:: Aim ::
Your task is to transcribe all of the records exactly and leave out the pictures.

:: Raw data ::

..........

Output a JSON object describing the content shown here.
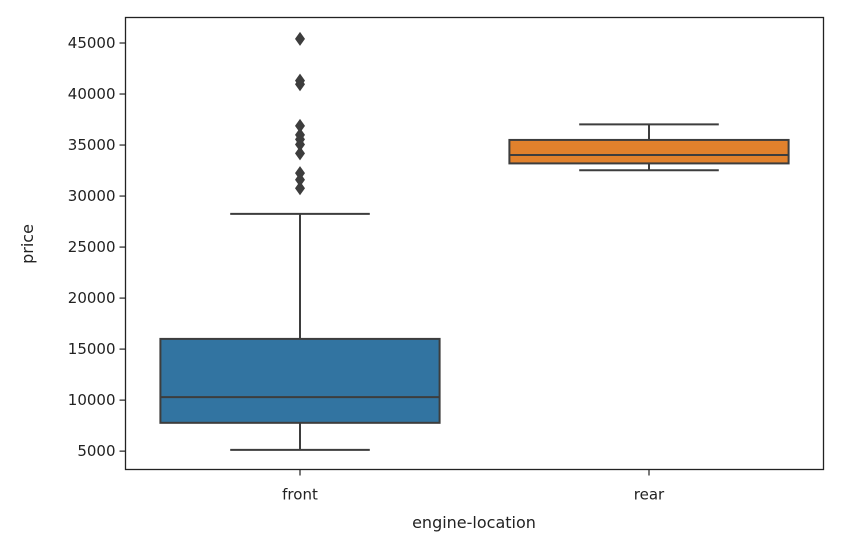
{
  "chart_data": {
    "type": "box",
    "xlabel": "engine-location",
    "ylabel": "price",
    "ylim": [
      3200,
      47500
    ],
    "yticks": [
      5000,
      10000,
      15000,
      20000,
      25000,
      30000,
      35000,
      40000,
      45000
    ],
    "categories": [
      "front",
      "rear"
    ],
    "boxes": [
      {
        "category": "front",
        "color": "#3274a1",
        "whisker_low": 5118,
        "q1": 7775,
        "median": 10295,
        "q3": 16000,
        "whisker_high": 28248,
        "outliers": [
          30760,
          31600,
          32250,
          34184,
          35056,
          35550,
          36000,
          36880,
          40960,
          41315,
          45400
        ]
      },
      {
        "category": "rear",
        "color": "#e1812c",
        "whisker_low": 32528,
        "q1": 33200,
        "median": 34028,
        "q3": 35500,
        "whisker_high": 37028,
        "outliers": []
      }
    ],
    "grid": false,
    "legend": "none"
  }
}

..........

:: Task solution ::
Output a JSON object describing the content shown here.
{
  "chart_data": {
    "type": "box",
    "xlabel": "engine-location",
    "ylabel": "price",
    "ylim": [
      3200,
      47500
    ],
    "yticks": [
      5000,
      10000,
      15000,
      20000,
      25000,
      30000,
      35000,
      40000,
      45000
    ],
    "categories": [
      "front",
      "rear"
    ],
    "boxes": [
      {
        "category": "front",
        "color": "#3274a1",
        "whisker_low": 5118,
        "q1": 7775,
        "median": 10295,
        "q3": 16000,
        "whisker_high": 28248,
        "outliers": [
          30760,
          31600,
          32250,
          34184,
          35056,
          35550,
          36000,
          36880,
          40960,
          41315,
          45400
        ]
      },
      {
        "category": "rear",
        "color": "#e1812c",
        "whisker_low": 32528,
        "q1": 33200,
        "median": 34028,
        "q3": 35500,
        "whisker_high": 37028,
        "outliers": []
      }
    ],
    "grid": false,
    "legend": "none"
  }
}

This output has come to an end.